**WHAT TO WORK ON**.
Which of the lines below contain the string "choice"? Pull each one out of the data.

**EXERCISE INPUTS**.
[Start of Attachment]

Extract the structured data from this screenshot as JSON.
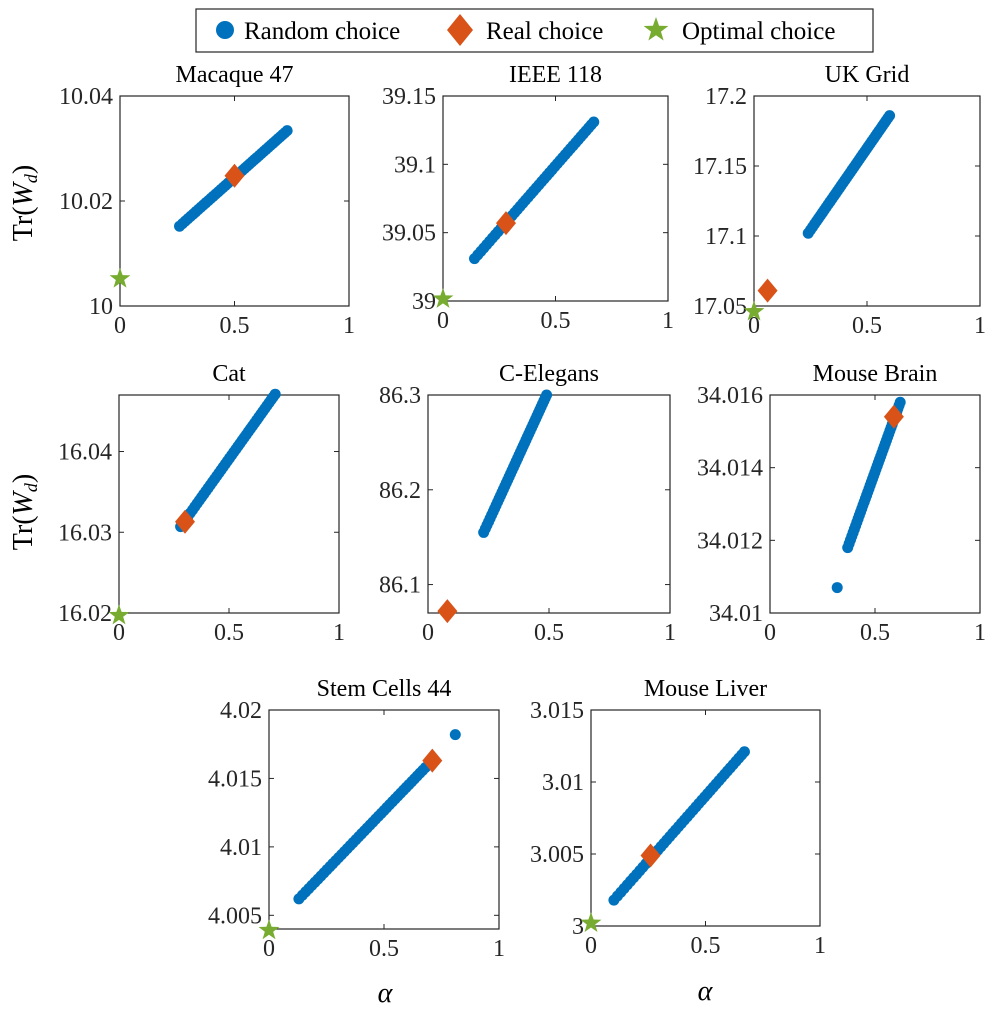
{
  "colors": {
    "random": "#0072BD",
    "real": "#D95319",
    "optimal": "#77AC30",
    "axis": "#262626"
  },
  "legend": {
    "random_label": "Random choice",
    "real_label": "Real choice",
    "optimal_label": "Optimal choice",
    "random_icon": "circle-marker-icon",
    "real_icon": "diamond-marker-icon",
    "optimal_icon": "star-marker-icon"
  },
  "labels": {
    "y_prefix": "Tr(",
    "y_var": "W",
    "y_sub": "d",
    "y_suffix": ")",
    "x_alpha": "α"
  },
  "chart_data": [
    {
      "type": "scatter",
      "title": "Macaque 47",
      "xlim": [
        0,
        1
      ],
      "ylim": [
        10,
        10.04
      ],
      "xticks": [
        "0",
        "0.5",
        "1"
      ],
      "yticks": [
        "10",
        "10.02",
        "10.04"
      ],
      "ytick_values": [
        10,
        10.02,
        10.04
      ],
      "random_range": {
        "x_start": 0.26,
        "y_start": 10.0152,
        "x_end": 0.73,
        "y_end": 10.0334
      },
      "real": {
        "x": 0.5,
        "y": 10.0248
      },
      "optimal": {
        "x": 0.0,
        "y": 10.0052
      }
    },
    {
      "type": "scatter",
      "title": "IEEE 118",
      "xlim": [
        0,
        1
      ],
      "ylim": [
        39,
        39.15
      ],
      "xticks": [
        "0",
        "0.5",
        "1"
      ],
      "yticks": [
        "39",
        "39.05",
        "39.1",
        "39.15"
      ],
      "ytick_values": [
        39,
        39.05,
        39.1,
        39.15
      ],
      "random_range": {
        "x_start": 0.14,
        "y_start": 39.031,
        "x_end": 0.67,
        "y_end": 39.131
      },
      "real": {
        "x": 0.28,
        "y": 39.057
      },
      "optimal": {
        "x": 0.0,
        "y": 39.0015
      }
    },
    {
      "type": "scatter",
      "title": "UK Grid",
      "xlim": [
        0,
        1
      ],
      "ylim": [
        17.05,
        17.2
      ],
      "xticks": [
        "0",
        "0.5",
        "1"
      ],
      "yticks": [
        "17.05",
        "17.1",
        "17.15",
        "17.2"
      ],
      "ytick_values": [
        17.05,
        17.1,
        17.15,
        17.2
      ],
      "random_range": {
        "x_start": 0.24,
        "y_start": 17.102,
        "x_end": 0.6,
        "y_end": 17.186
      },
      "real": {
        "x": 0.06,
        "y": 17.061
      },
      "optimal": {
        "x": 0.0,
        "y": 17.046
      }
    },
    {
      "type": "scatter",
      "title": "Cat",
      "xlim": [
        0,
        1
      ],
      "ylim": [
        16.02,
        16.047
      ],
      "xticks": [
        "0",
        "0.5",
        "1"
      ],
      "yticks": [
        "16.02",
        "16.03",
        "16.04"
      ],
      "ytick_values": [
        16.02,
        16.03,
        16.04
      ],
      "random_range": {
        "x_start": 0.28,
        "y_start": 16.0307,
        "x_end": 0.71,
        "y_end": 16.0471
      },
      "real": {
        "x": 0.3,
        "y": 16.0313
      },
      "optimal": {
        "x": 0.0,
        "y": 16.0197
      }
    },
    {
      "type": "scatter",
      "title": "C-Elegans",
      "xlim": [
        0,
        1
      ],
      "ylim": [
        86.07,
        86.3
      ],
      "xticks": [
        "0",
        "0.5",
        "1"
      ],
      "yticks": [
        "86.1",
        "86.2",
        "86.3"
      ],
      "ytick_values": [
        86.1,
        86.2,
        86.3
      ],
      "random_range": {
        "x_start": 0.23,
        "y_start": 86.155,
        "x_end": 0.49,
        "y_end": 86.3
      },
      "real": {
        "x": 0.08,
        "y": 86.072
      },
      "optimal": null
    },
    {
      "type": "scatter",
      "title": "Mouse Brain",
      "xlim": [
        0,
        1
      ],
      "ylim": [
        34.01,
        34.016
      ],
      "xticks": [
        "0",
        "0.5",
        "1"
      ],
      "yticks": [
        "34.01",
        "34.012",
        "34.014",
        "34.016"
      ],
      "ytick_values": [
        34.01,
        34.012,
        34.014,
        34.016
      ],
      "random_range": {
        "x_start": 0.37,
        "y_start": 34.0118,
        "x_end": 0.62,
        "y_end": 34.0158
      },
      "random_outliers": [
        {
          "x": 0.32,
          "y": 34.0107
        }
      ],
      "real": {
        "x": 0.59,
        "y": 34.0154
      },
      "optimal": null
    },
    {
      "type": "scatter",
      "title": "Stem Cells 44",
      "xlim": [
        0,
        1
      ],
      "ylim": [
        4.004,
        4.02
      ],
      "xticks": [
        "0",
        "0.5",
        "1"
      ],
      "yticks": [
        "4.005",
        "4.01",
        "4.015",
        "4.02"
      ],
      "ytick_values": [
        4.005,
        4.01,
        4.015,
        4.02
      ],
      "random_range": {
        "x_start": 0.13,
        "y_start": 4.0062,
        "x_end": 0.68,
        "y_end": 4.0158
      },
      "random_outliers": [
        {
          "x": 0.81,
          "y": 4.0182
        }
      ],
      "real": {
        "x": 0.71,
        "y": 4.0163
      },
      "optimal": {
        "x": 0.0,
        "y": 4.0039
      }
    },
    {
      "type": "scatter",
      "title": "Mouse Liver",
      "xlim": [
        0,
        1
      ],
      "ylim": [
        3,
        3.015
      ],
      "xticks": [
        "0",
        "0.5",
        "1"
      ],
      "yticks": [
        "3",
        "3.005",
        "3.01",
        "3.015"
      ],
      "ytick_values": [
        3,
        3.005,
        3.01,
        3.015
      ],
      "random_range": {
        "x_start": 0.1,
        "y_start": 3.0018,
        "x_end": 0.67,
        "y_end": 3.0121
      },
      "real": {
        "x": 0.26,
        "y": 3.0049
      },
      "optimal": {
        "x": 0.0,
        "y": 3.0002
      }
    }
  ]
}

[End of Attachment]
[Start of Attachment]

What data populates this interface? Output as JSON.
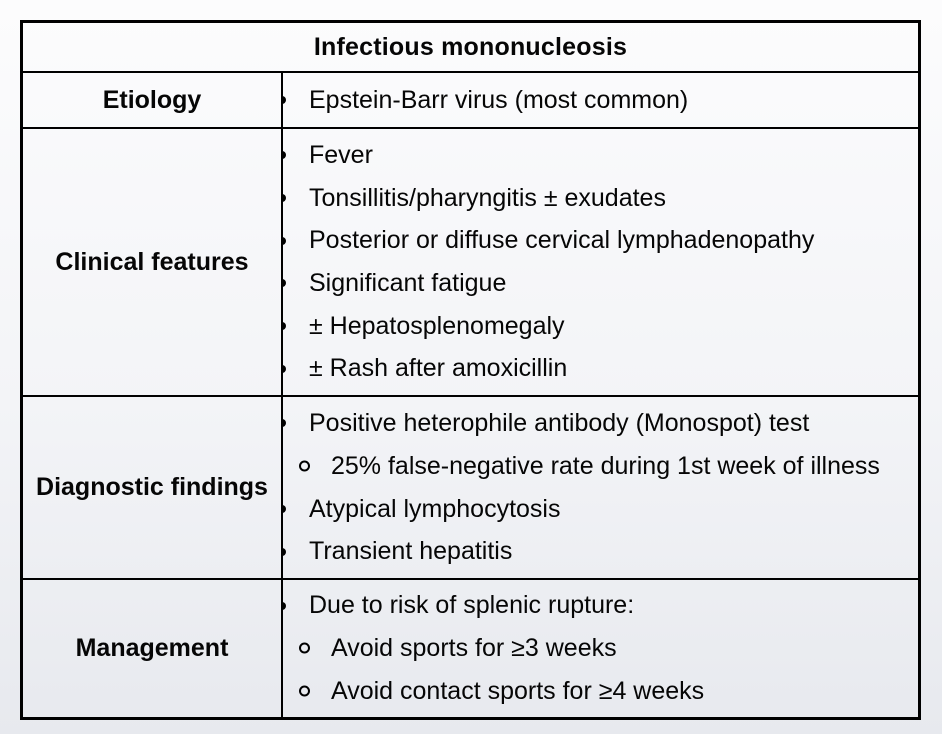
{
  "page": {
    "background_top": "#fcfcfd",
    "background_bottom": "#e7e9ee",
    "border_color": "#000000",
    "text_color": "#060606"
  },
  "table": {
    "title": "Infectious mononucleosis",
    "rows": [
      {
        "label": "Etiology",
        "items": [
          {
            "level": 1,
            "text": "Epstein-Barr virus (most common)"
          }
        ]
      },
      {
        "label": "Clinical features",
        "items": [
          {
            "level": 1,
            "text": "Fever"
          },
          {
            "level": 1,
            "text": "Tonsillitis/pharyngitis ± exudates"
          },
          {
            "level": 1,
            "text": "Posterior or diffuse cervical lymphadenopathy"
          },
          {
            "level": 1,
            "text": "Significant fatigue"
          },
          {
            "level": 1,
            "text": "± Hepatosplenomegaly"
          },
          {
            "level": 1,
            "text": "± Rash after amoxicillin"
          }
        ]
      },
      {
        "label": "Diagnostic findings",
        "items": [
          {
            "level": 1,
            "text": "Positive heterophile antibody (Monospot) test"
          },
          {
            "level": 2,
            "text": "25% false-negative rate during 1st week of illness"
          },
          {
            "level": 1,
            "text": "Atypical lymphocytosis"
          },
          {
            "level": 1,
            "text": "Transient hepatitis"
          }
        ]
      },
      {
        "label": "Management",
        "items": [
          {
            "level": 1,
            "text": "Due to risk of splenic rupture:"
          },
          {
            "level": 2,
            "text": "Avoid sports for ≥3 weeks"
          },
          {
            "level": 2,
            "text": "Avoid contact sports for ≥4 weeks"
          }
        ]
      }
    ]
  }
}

[End of Attachment]

**RESPONSE**.
    "random_label": "Random choice",
    "real_label": "Real choice",
    "optimal_label": "Optimal choice",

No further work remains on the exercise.